## BEGIN

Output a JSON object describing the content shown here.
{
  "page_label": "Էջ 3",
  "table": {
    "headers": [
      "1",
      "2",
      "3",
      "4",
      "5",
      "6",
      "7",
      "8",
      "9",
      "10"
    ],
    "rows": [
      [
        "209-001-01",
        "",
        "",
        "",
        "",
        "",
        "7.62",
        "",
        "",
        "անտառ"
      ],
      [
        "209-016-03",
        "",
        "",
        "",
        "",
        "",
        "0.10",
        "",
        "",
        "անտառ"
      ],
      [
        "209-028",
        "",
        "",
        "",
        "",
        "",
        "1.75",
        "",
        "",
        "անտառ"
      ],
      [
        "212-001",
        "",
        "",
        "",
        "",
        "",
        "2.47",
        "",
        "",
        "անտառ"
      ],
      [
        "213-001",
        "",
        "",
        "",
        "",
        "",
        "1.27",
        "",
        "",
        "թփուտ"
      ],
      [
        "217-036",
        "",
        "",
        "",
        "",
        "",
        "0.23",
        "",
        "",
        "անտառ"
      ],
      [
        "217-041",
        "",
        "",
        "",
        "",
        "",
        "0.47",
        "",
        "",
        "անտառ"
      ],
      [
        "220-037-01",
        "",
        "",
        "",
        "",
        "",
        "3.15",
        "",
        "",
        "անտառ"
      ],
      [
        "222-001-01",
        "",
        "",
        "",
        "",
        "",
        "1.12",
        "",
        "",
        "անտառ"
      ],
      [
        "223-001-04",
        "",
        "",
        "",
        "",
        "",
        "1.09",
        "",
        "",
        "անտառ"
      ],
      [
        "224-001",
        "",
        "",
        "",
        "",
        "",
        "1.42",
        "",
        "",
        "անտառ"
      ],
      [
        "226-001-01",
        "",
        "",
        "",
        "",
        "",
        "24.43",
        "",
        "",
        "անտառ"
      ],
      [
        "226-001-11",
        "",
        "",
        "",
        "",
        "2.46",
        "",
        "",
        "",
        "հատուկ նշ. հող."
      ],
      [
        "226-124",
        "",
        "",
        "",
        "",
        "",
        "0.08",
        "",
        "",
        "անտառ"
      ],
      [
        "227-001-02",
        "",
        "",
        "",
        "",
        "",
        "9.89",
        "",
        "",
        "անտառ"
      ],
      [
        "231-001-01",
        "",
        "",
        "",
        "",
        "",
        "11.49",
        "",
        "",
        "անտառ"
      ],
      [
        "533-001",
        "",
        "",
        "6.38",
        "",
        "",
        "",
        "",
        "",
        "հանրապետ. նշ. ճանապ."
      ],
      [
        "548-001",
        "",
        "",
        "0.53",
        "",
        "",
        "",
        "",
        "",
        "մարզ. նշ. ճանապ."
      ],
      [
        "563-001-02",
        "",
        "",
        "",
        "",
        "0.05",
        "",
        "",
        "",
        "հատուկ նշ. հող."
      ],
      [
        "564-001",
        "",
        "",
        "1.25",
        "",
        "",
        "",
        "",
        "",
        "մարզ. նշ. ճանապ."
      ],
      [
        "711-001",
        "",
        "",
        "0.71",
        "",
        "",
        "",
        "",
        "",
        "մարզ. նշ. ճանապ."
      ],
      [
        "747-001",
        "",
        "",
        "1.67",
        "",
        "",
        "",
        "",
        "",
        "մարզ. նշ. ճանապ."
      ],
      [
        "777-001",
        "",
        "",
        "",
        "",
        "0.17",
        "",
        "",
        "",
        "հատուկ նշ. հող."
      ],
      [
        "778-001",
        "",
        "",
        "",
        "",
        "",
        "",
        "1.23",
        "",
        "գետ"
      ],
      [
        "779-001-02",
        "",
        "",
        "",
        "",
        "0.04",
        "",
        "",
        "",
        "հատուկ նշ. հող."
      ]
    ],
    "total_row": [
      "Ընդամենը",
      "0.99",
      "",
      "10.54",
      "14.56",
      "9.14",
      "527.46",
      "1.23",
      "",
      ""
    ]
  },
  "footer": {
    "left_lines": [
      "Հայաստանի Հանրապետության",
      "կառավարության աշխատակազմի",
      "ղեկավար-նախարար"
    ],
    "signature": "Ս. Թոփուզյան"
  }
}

## END

* The problem *
Each record above should be output again exactly.

* Result of the task *
Output a JSON object describing the content shown here.
{
  "page_label": "Էջ 3",
  "table": {
    "headers": [
      "1",
      "2",
      "3",
      "4",
      "5",
      "6",
      "7",
      "8",
      "9",
      "10"
    ],
    "rows": [
      [
        "209-001-01",
        "",
        "",
        "",
        "",
        "",
        "7.62",
        "",
        "",
        "անտառ"
      ],
      [
        "209-016-03",
        "",
        "",
        "",
        "",
        "",
        "0.10",
        "",
        "",
        "անտառ"
      ],
      [
        "209-028",
        "",
        "",
        "",
        "",
        "",
        "1.75",
        "",
        "",
        "անտառ"
      ],
      [
        "212-001",
        "",
        "",
        "",
        "",
        "",
        "2.47",
        "",
        "",
        "անտառ"
      ],
      [
        "213-001",
        "",
        "",
        "",
        "",
        "",
        "1.27",
        "",
        "",
        "թփուտ"
      ],
      [
        "217-036",
        "",
        "",
        "",
        "",
        "",
        "0.23",
        "",
        "",
        "անտառ"
      ],
      [
        "217-041",
        "",
        "",
        "",
        "",
        "",
        "0.47",
        "",
        "",
        "անտառ"
      ],
      [
        "220-037-01",
        "",
        "",
        "",
        "",
        "",
        "3.15",
        "",
        "",
        "անտառ"
      ],
      [
        "222-001-01",
        "",
        "",
        "",
        "",
        "",
        "1.12",
        "",
        "",
        "անտառ"
      ],
      [
        "223-001-04",
        "",
        "",
        "",
        "",
        "",
        "1.09",
        "",
        "",
        "անտառ"
      ],
      [
        "224-001",
        "",
        "",
        "",
        "",
        "",
        "1.42",
        "",
        "",
        "անտառ"
      ],
      [
        "226-001-01",
        "",
        "",
        "",
        "",
        "",
        "24.43",
        "",
        "",
        "անտառ"
      ],
      [
        "226-001-11",
        "",
        "",
        "",
        "",
        "2.46",
        "",
        "",
        "",
        "հատուկ նշ. հող."
      ],
      [
        "226-124",
        "",
        "",
        "",
        "",
        "",
        "0.08",
        "",
        "",
        "անտառ"
      ],
      [
        "227-001-02",
        "",
        "",
        "",
        "",
        "",
        "9.89",
        "",
        "",
        "անտառ"
      ],
      [
        "231-001-01",
        "",
        "",
        "",
        "",
        "",
        "11.49",
        "",
        "",
        "անտառ"
      ],
      [
        "533-001",
        "",
        "",
        "6.38",
        "",
        "",
        "",
        "",
        "",
        "հանրապետ. նշ. ճանապ."
      ],
      [
        "548-001",
        "",
        "",
        "0.53",
        "",
        "",
        "",
        "",
        "",
        "մարզ. նշ. ճանապ."
      ],
      [
        "563-001-02",
        "",
        "",
        "",
        "",
        "0.05",
        "",
        "",
        "",
        "հատուկ նշ. հող."
      ],
      [
        "564-001",
        "",
        "",
        "1.25",
        "",
        "",
        "",
        "",
        "",
        "մարզ. նշ. ճանապ."
      ],
      [
        "711-001",
        "",
        "",
        "0.71",
        "",
        "",
        "",
        "",
        "",
        "մարզ. նշ. ճանապ."
      ],
      [
        "747-001",
        "",
        "",
        "1.67",
        "",
        "",
        "",
        "",
        "",
        "մարզ. նշ. ճանապ."
      ],
      [
        "777-001",
        "",
        "",
        "",
        "",
        "0.17",
        "",
        "",
        "",
        "հատուկ նշ. հող."
      ],
      [
        "778-001",
        "",
        "",
        "",
        "",
        "",
        "",
        "1.23",
        "",
        "գետ"
      ],
      [
        "779-001-02",
        "",
        "",
        "",
        "",
        "0.04",
        "",
        "",
        "",
        "հատուկ նշ. հող."
      ]
    ],
    "total_row": [
      "Ընդամենը",
      "0.99",
      "",
      "10.54",
      "14.56",
      "9.14",
      "527.46",
      "1.23",
      "",
      ""
    ]
  },
  "footer": {
    "left_lines": [
      "Հայաստանի Հանրապետության",
      "կառավարության աշխատակազմի",
      "ղեկավար-նախարար"
    ],
    "signature": "Ս. Թոփուզյան"
  }
}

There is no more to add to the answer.